(Data entries)
^^^^^^^^
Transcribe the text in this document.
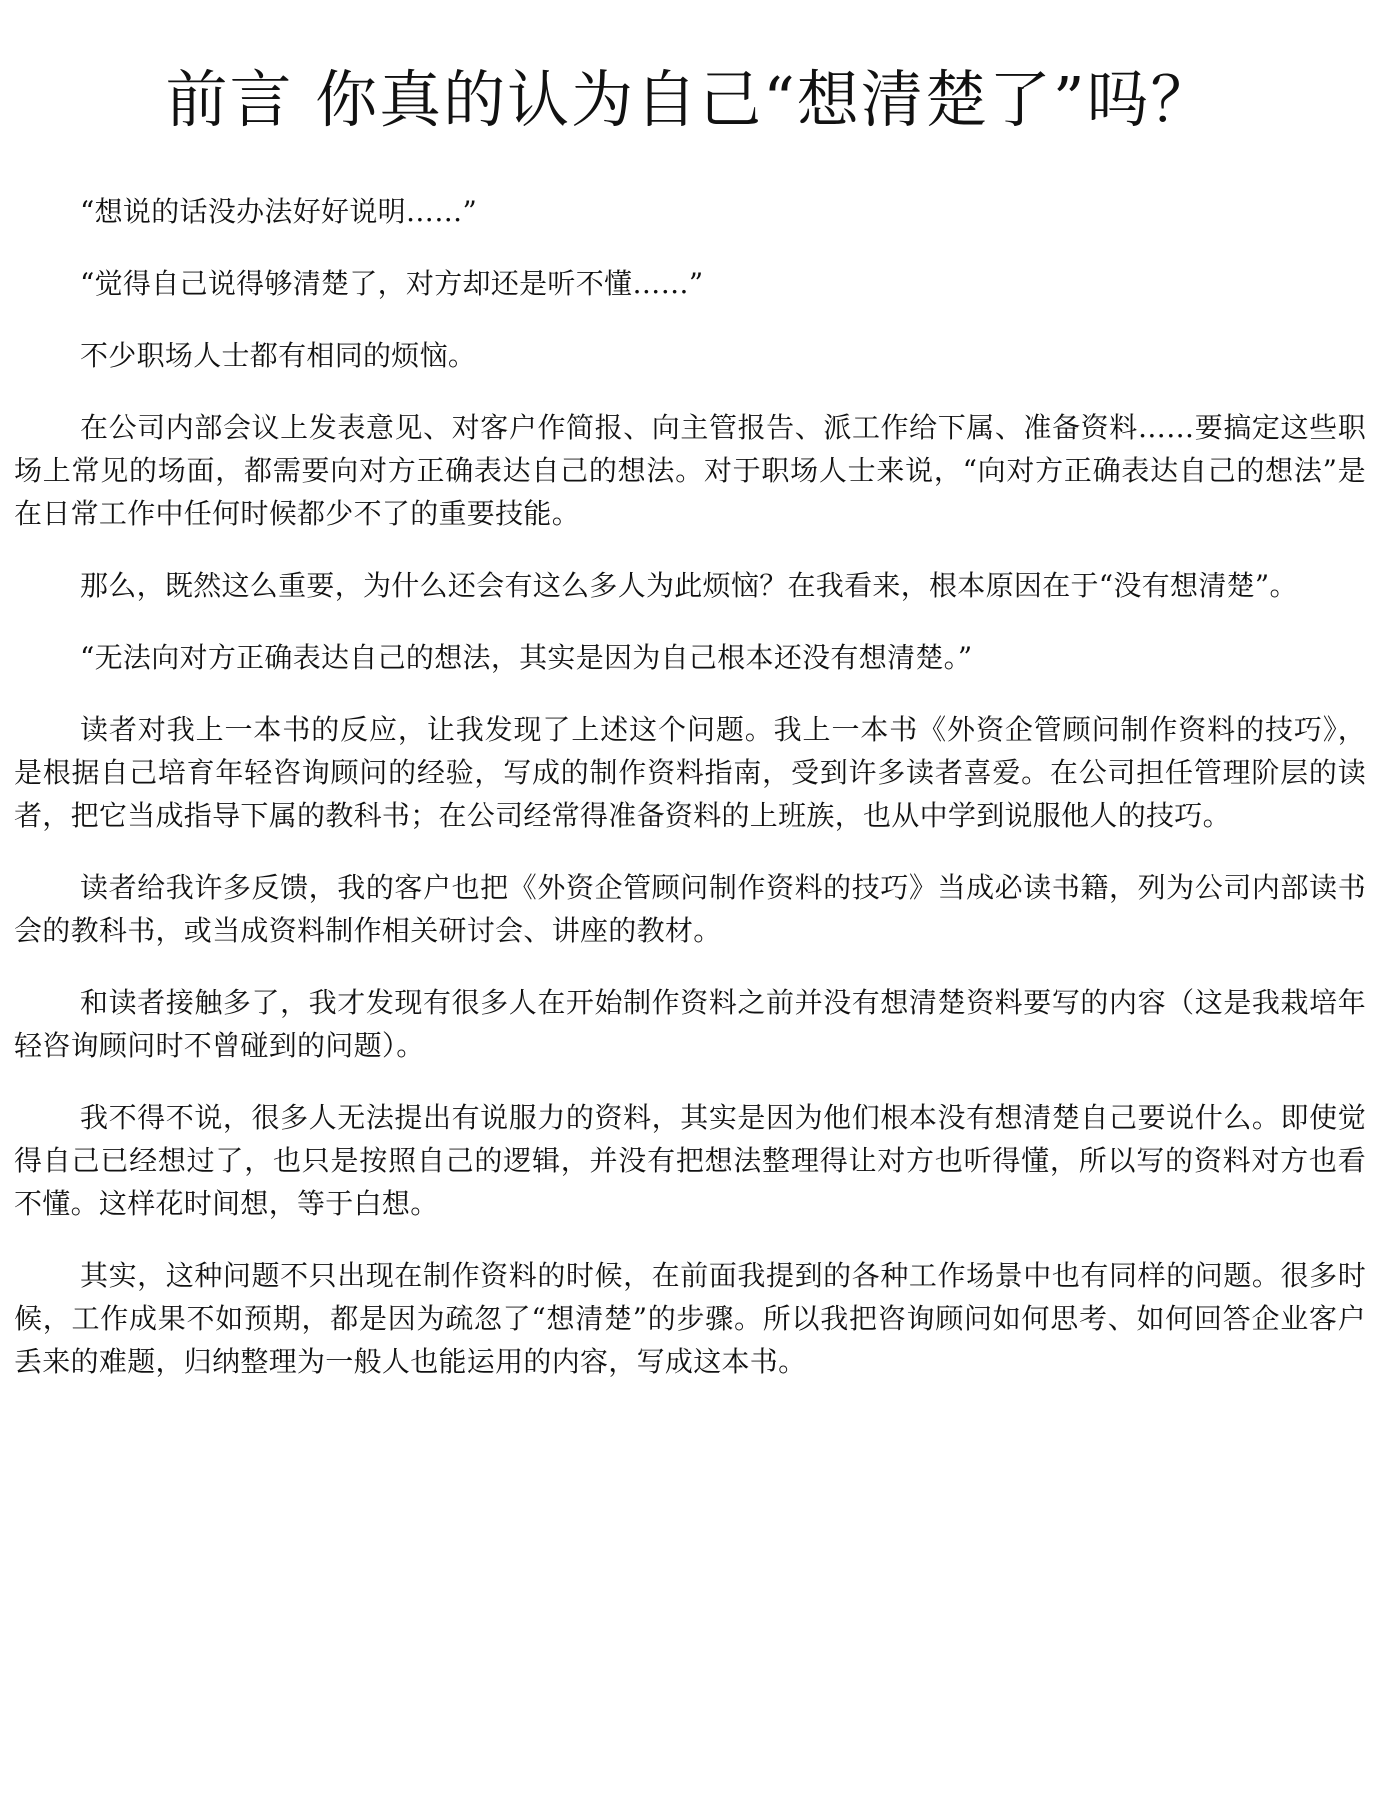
前言 你真的认为自己“想清楚了”吗？

“想说的话没办法好好说明……”

“觉得自己说得够清楚了，对方却还是听不懂……”

不少职场人士都有相同的烦恼。

在公司内部会议上发表意见、对客户作简报、向主管报告、派工作给下属、准备资料……要搞定这些职场上常见的场面，都需要向对方正确表达自己的想法。对于职场人士来说，“向对方正确表达自己的想法”是在日常工作中任何时候都少不了的重要技能。

那么，既然这么重要，为什么还会有这么多人为此烦恼？在我看来，根本原因在于“没有想清楚”。

“无法向对方正确表达自己的想法，其实是因为自己根本还没有想清楚。”

读者对我上一本书的反应，让我发现了上述这个问题。我上一本书《外资企管顾问制作资料的技巧》，是根据自己培育年轻咨询顾问的经验，写成的制作资料指南，受到许多读者喜爱。在公司担任管理阶层的读者，把它当成指导下属的教科书；在公司经常得准备资料的上班族，也从中学到说服他人的技巧。

读者给我许多反馈，我的客户也把《外资企管顾问制作资料的技巧》当成必读书籍，列为公司内部读书会的教科书，或当成资料制作相关研讨会、讲座的教材。

和读者接触多了，我才发现有很多人在开始制作资料之前并没有想清楚资料要写的内容（这是我栽培年轻咨询顾问时不曾碰到的问题）。

我不得不说，很多人无法提出有说服力的资料，其实是因为他们根本没有想清楚自己要说什么。即使觉得自己已经想过了，也只是按照自己的逻辑，并没有把想法整理得让对方也听得懂，所以写的资料对方也看不懂。这样花时间想，等于白想。

其实，这种问题不只出现在制作资料的时候，在前面我提到的各种工作场景中也有同样的问题。很多时候，工作成果不如预期，都是因为疏忽了“想清楚”的步骤。所以我把咨询顾问如何思考、如何回答企业客户丢来的难题，归纳整理为一般人也能运用的内容，写成这本书。
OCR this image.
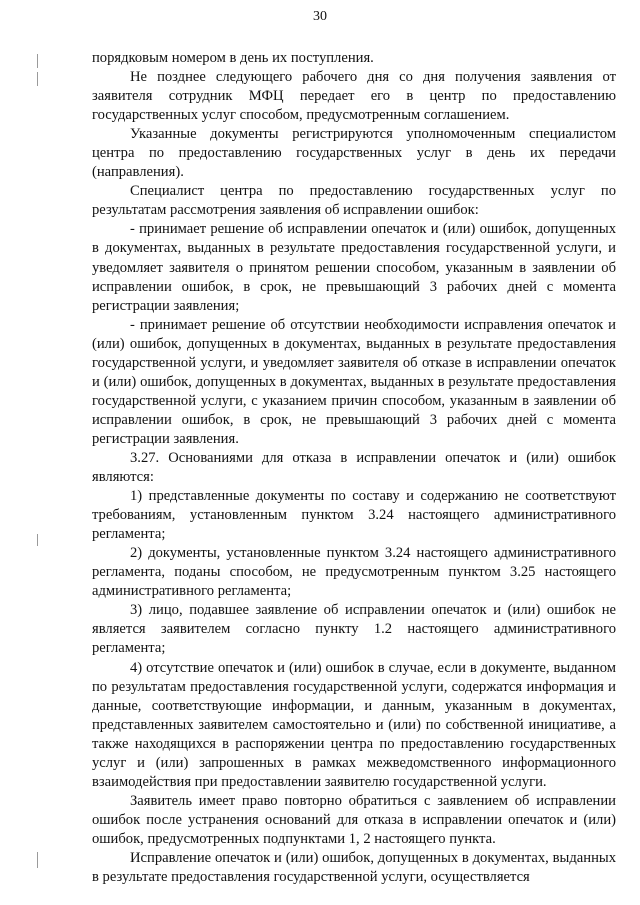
30

порядковым номером в день их поступления.

Не позднее следующего рабочего дня со дня получения заявления от заявителя сотрудник МФЦ передает его в центр по предоставлению государственных услуг способом, предусмотренным соглашением.

Указанные документы регистрируются уполномоченным специалистом центра по предоставлению государственных услуг в день их передачи (направления).

Специалист центра по предоставлению государственных услуг по результатам рассмотрения заявления об исправлении ошибок:

- принимает решение об исправлении опечаток и (или) ошибок, допущенных в документах, выданных в результате предоставления государственной услуги, и уведомляет заявителя о принятом решении способом, указанным в заявлении об исправлении ошибок, в срок, не превышающий 3 рабочих дней с момента регистрации заявления;

- принимает решение об отсутствии необходимости исправления опечаток и (или) ошибок, допущенных в документах, выданных в результате предоставления государственной услуги, и уведомляет заявителя об отказе в исправлении опечаток и (или) ошибок, допущенных в документах, выданных в результате предоставления государственной услуги, с указанием причин способом, указанным в заявлении об исправлении ошибок, в срок, не превышающий 3 рабочих дней с момента регистрации заявления.

3.27. Основаниями для отказа в исправлении опечаток и (или) ошибок являются:

1) представленные документы по составу и содержанию не соответствуют требованиям, установленным пунктом 3.24 настоящего административного регламента;

2) документы, установленные пунктом 3.24 настоящего административного регламента, поданы способом, не предусмотренным пунктом 3.25 настоящего административного регламента;

3) лицо, подавшее заявление об исправлении опечаток и (или) ошибок не является заявителем согласно пункту 1.2 настоящего административного регламента;

4) отсутствие опечаток и (или) ошибок в случае, если в документе, выданном по результатам предоставления государственной услуги, содержатся информация и данные, соответствующие информации, и данным, указанным в документах, представленных заявителем самостоятельно и (или) по собственной инициативе, а также находящихся в распоряжении центра по предоставлению государственных услуг и (или) запрошенных в рамках межведомственного информационного взаимодействия при предоставлении заявителю государственной услуги.

Заявитель имеет право повторно обратиться с заявлением об исправлении ошибок после устранения оснований для отказа в исправлении опечаток и (или) ошибок, предусмотренных подпунктами 1, 2 настоящего пункта.

Исправление опечаток и (или) ошибок, допущенных в документах, выданных в результате предоставления государственной услуги, осуществляется
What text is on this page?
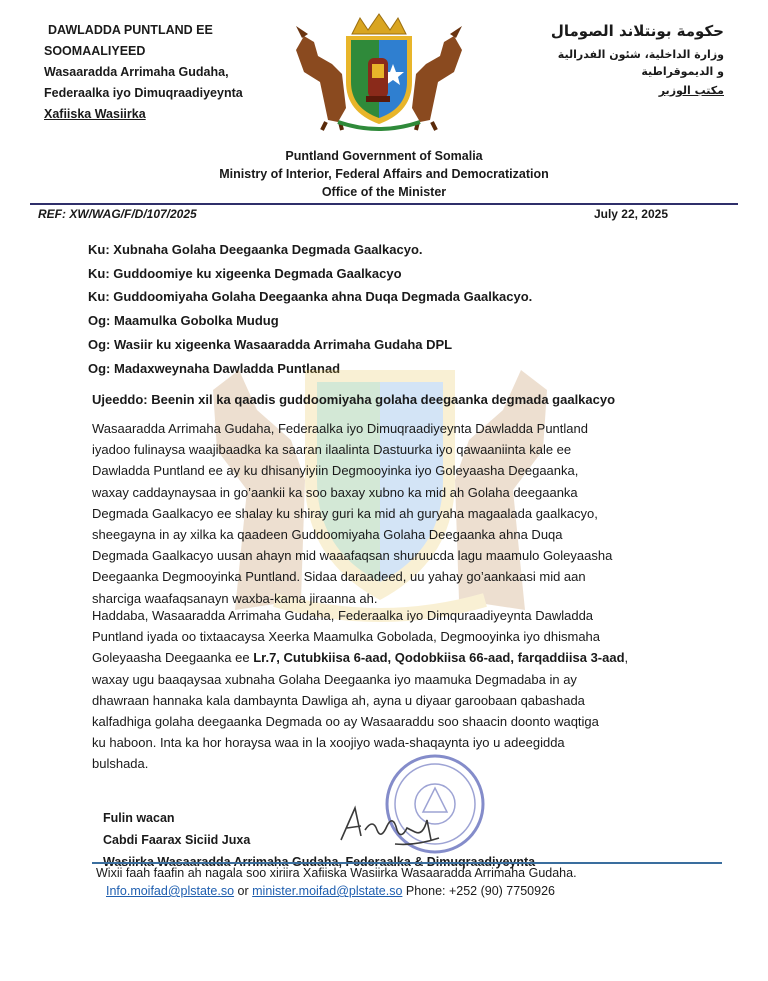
DAWLADDA PUNTLAND EE
SOOMAALIYEED
Wasaaradda Arrimaha Gudaha,
Federaalka iyo Dimuqraadiyeynta
Xafiiska Wasiirka
حكومة بونتلاند الصومال
وزارة الداخلية، شئون الفدرالية
و الديموقراطية
مكتب الوزير
Puntland Government of Somalia
Ministry of Interior, Federal Affairs and Democratization
Office of the Minister
REF: XW/WAG/F/D/107/2025	July 22, 2025
Ku: Xubnaha Golaha Deegaanka Degmada Gaalkacyo.
Ku: Guddoomiye ku xigeenka Degmada Gaalkacyo
Ku: Guddoomiyaha Golaha Deegaanka ahna Duqa Degmada Gaalkacyo.
Og: Maamulka Gobolka Mudug
Og: Wasiir ku xigeenka Wasaaradda Arrimaha Gudaha DPL
Og: Madaxweynaha Dawladda Puntlanad
Ujeeddo: Beenin xil ka qaadis guddoomiyaha golaha deegaanka degmada gaalkacyo
Wasaaradda Arrimaha Gudaha, Federaalka iyo Dimuqraadiyeynta Dawladda Puntland
iyadoo fulinaysa waajibaadka ka saaran ilaalinta Dastuurka iyo qawaaniinta kale ee
Dawladda Puntland ee ay ku dhisanyiyiin Degmooyinka iyo Goleyaasha Deegaanka,
waxay caddaynaysaa in go’aankii ka soo baxay xubno ka mid ah Golaha deegaanka
Degmada Gaalkacyo ee shalay ku shiray guri ka mid ah guryaha magaalada gaalkacyo,
sheegayna in ay xilka ka qaadeen Guddoomiyaha Golaha Deegaanka ahna Duqa
Degmada Gaalkacyo uusan ahayn mid waaafaqsan shuruucda lagu maamulo Goleyaasha
Deegaanka Degmooyinka Puntland. Sidaa daraadeed, uu yahay go’aankaasi mid aan
sharciga waafaqsanayn waxba-kama jiraanna ah.
Haddaba, Wasaaradda Arrimaha Gudaha, Federaalka iyo Dimquraadiyeynta Dawladda
Puntland iyada oo tixtaacaysa Xeerka Maamulka Gobolada, Degmooyinka iyo dhismaha
Goleyaasha Deegaanka ee Lr.7, Cutubkiisa 6-aad, Qodobkiisa 66-aad, farqaddiisa 3-aad,
waxay ugu baaqaysaa xubnaha Golaha Deegaanka iyo maamuka Degmadaba in ay
dhawraan hannaka kala dambaynta Dawliga ah, ayna u diyaar garoobaan qabashada
kalfadhiga golaha deegaanka Degmada oo ay Wasaaraddu soo shaacin doonto waqtiga
ku haboon. Inta ka hor horaysa waa in la xoojiyo wada-shaqaynta iyo u adeegidda
bulshada.
Fulin wacan
Cabdi Faarax Siciid Juxa
Wasiirka Wasaaradda Arrimaha Gudaha, Federaalka & Dimuqraadiyeynta
Wixii faah faafin ah nagala soo xiriira Xafiiska Wasiirka Wasaaradda Arrimaha Gudaha.
Info.moifad@plstate.so or minister.moifad@plstate.so Phone: +252 (90) 7750926
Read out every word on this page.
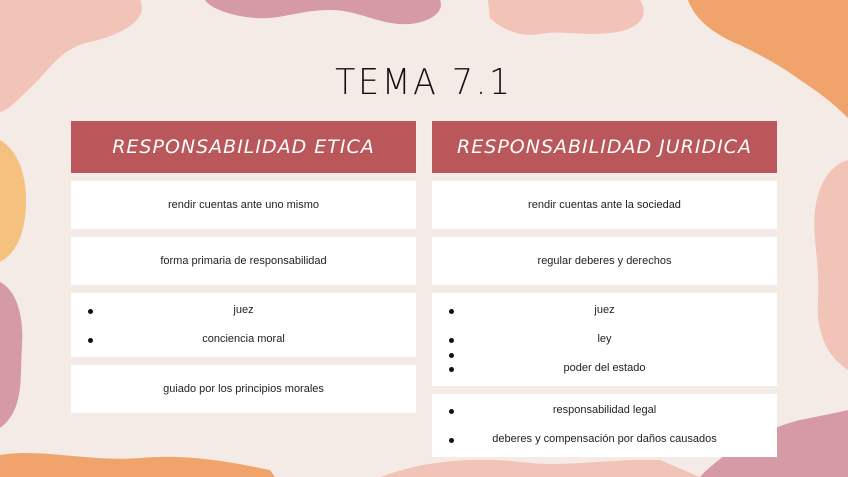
TEMA 7.1
RESPONSABILIDAD ETICA
rendir cuentas ante uno mismo
forma primaria de responsabilidad
juez
conciencia moral
guiado por los principios morales
RESPONSABILIDAD JURIDICA
rendir cuentas ante la sociedad
regular deberes y derechos
juez
ley
poder del estado
responsabilidad legal
deberes y compensación por daños causados
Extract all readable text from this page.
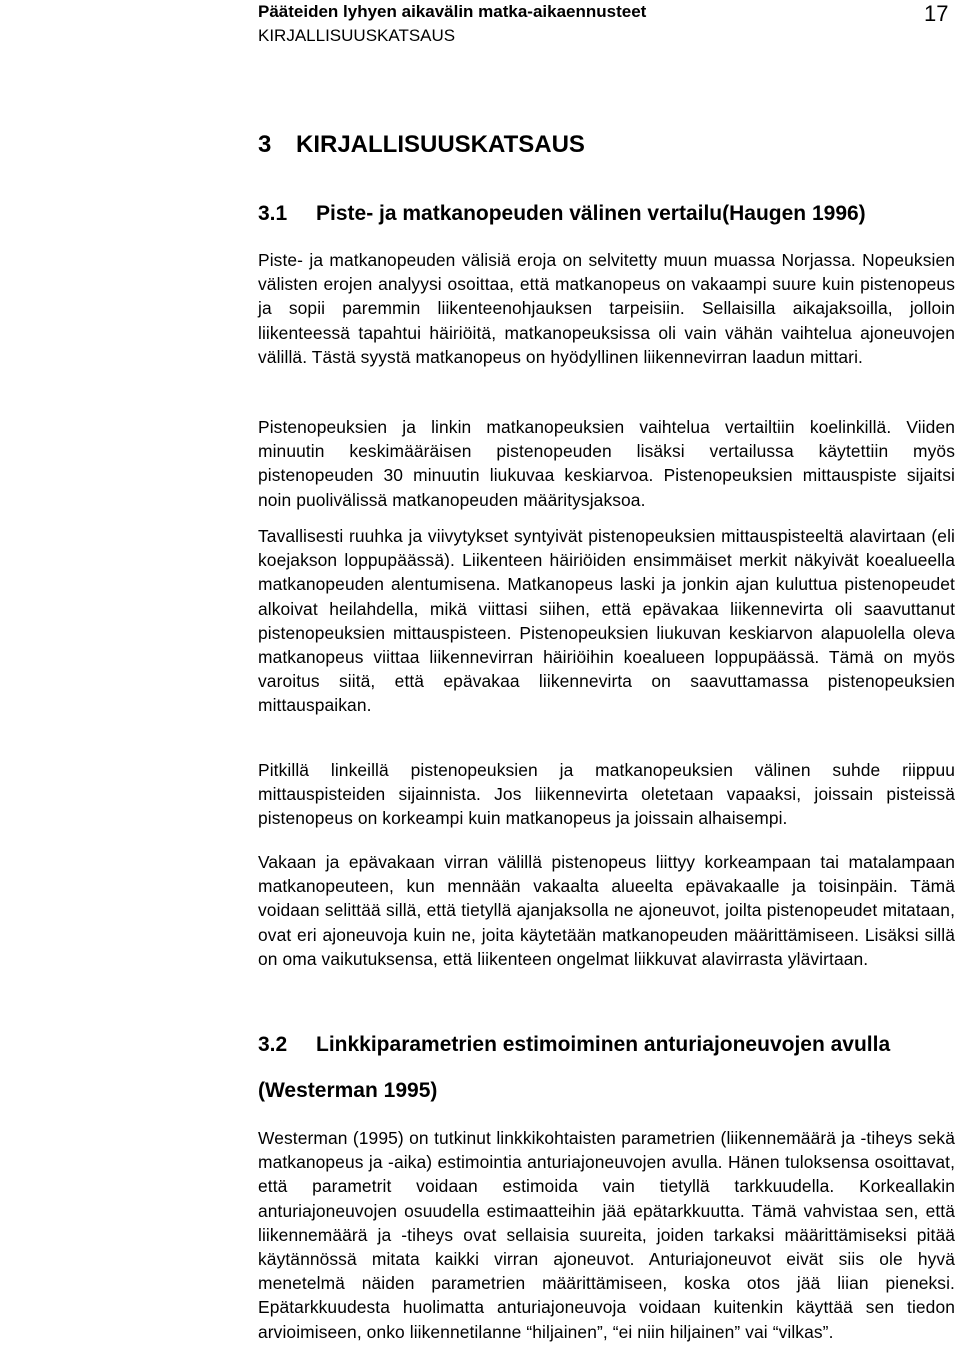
Pääteiden lyhyen aikavälin matka-aikaennusteet
KIRJALLISUUSKATSAUS
17
3 KIRJALLISUUSKATSAUS
3.1 Piste- ja matkanopeuden välinen vertailu(Haugen 1996)

Piste- ja matkanopeuden välisiä eroja on selvitetty muun muassa Norjassa. Nopeuksien välisten erojen analyysi osoittaa, että matkanopeus on vakaampi suure kuin pistenopeus ja sopii paremmin liikenteenohjauksen tarpeisiin. Sellaisilla aikajaksoilla, jolloin liikenteessä tapahtui häiriöitä, matkanopeuksissa oli vain vähän vaihtelua ajoneuvojen välillä. Tästä syystä matkanopeus on hyödyllinen liikennevirran laadun mittari.

Pistenopeuksien ja linkin matkanopeuksien vaihtelua vertailtiin koelinkillä. Viiden minuutin keskimääräisen pistenopeuden lisäksi vertailussa käytettiin myös pistenopeuden 30 minuutin liukuvaa keskiarvoa. Pistenopeuksien mittauspiste sijaitsi noin puolivälissä matkanopeuden määritysjaksoa.

Tavallisesti ruuhka ja viivytykset syntyivät pistenopeuksien mittauspisteeltä alavirtaan (eli koejakson loppupäässä). Liikenteen häiriöiden ensimmäiset merkit näkyivät koealueella matkanopeuden alentumisena. Matkanopeus laski ja jonkin ajan kuluttua pistenopeudet alkoivat heilahdella, mikä viittasi siihen, että epävakaa liikennevirta oli saavuttanut pistenopeuksien mittauspisteen. Pistenopeuksien liukuvan keskiarvon alapuolella oleva matkanopeus viittaa liikennevirran häiriöihin koealueen loppupäässä. Tämä on myös varoitus siitä, että epävakaa liikennevirta on saavuttamassa pistenopeuksien mittauspaikan.

Pitkillä linkeillä pistenopeuksien ja matkanopeuksien välinen suhde riippuu mittauspisteiden sijainnista. Jos liikennevirta oletetaan vapaaksi, joissain pisteissä pistenopeus on korkeampi kuin matkanopeus ja joissain alhaisempi.

Vakaan ja epävakaan virran välillä pistenopeus liittyy korkeampaan tai matalampaan matkanopeuteen, kun mennään vakaalta alueelta epävakaalle ja toisinpäin. Tämä voidaan selittää sillä, että tietyllä ajanjaksolla ne ajoneuvot, joilta pistenopeudet mitataan, ovat eri ajoneuvoja kuin ne, joita käytetään matkanopeuden määrittämiseen. Lisäksi sillä on oma vaikutuksensa, että liikenteen ongelmat liikkuvat alavirrasta ylävirtaan.

3.2 Linkkiparametrien estimoiminen anturiajoneuvojen avulla
(Westerman 1995)

Westerman (1995) on tutkinut linkkikohtaisten parametrien (liikennemäärä ja -tiheys sekä matkanopeus ja -aika) estimointia anturiajoneuvojen avulla. Hänen tuloksensa osoittavat, että parametrit voidaan estimoida vain tietyllä tarkkuudella. Korkeallakin anturiajoneuvojen osuudella estimaatteihin jää epätarkkuutta. Tämä vahvistaa sen, että liikennemäärä ja -tiheys ovat sellaisia suureita, joiden tarkaksi määrittämiseksi pitää käytännössä mitata kaikki virran ajoneuvot. Anturiajoneuvot eivät siis ole hyvä menetelmä näiden parametrien määrittämiseen, koska otos jää liian pieneksi. Epätarkkuudesta huolimatta anturiajoneuvoja voidaan kuitenkin käyttää sen tiedon arvioimiseen, onko liikennetilanne “hiljainen”, “ei niin hiljainen” vai “vilkas”.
^^^^^^^^
List each line in the listing that contains the string "Duqa".

EXERCISE SOLUTION —
Ku: Guddoomiyaha Golaha Deegaanka ahna Duqa Degmada Gaalkacyo.
sheegayna in ay xilka ka qaadeen Guddoomiyaha Golaha Deegaanka ahna Duqa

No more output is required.